#### Records for the exercise ####

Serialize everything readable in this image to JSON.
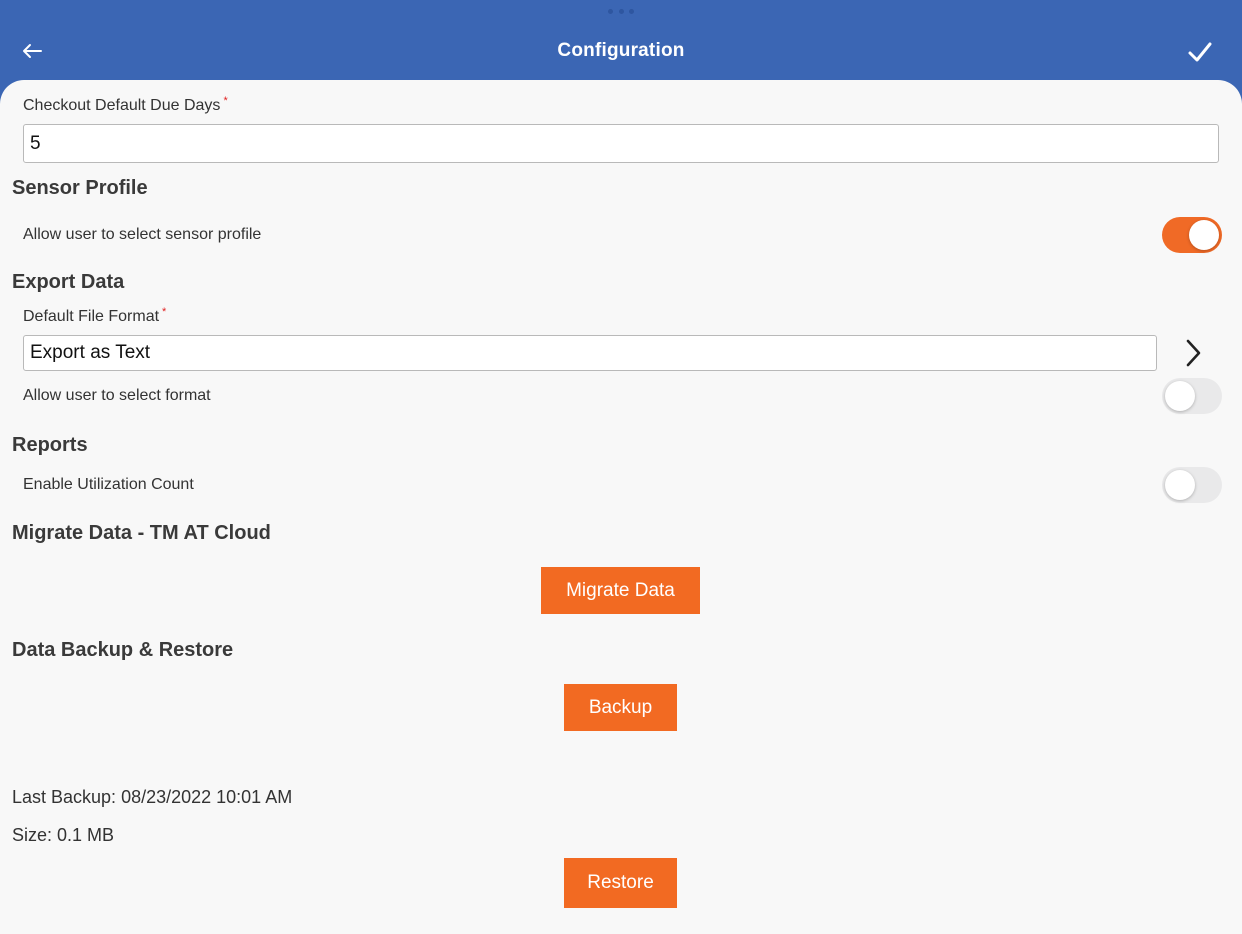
{
  "header": {
    "title": "Configuration",
    "back_icon": "arrow-left-icon",
    "done_icon": "checkmark-icon"
  },
  "checkout": {
    "label": "Checkout Default Due Days",
    "required_mark": "*",
    "value": "5"
  },
  "sensor_profile": {
    "title": "Sensor Profile",
    "allow_label": "Allow user to select sensor profile",
    "allow_on": true
  },
  "export_data": {
    "title": "Export Data",
    "format_label": "Default File Format",
    "required_mark": "*",
    "format_value": "Export as Text",
    "allow_label": "Allow user to select format",
    "allow_on": false
  },
  "reports": {
    "title": "Reports",
    "utilization_label": "Enable Utilization Count",
    "utilization_on": false
  },
  "migrate": {
    "title": "Migrate Data - TM AT Cloud",
    "button_label": "Migrate Data"
  },
  "backup": {
    "title": "Data Backup & Restore",
    "backup_label": "Backup",
    "last_backup": "Last Backup: 08/23/2022 10:01 AM",
    "size": "Size: 0.1 MB",
    "restore_label": "Restore"
  },
  "colors": {
    "header": "#3b66b4",
    "accent": "#f26a22",
    "toggle_on": "#f06a26",
    "toggle_off": "#e9e9ea"
  }
}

####

Stated problem:
Output the entries above exactly. Drop the pictures.

Expected output:
Serialize everything readable in this image to JSON.
{
  "header": {
    "title": "Configuration",
    "back_icon": "arrow-left-icon",
    "done_icon": "checkmark-icon"
  },
  "checkout": {
    "label": "Checkout Default Due Days",
    "required_mark": "*",
    "value": "5"
  },
  "sensor_profile": {
    "title": "Sensor Profile",
    "allow_label": "Allow user to select sensor profile",
    "allow_on": true
  },
  "export_data": {
    "title": "Export Data",
    "format_label": "Default File Format",
    "required_mark": "*",
    "format_value": "Export as Text",
    "allow_label": "Allow user to select format",
    "allow_on": false
  },
  "reports": {
    "title": "Reports",
    "utilization_label": "Enable Utilization Count",
    "utilization_on": false
  },
  "migrate": {
    "title": "Migrate Data - TM AT Cloud",
    "button_label": "Migrate Data"
  },
  "backup": {
    "title": "Data Backup & Restore",
    "backup_label": "Backup",
    "last_backup": "Last Backup: 08/23/2022 10:01 AM",
    "size": "Size: 0.1 MB",
    "restore_label": "Restore"
  },
  "colors": {
    "header": "#3b66b4",
    "accent": "#f26a22",
    "toggle_on": "#f06a26",
    "toggle_off": "#e9e9ea"
  }
}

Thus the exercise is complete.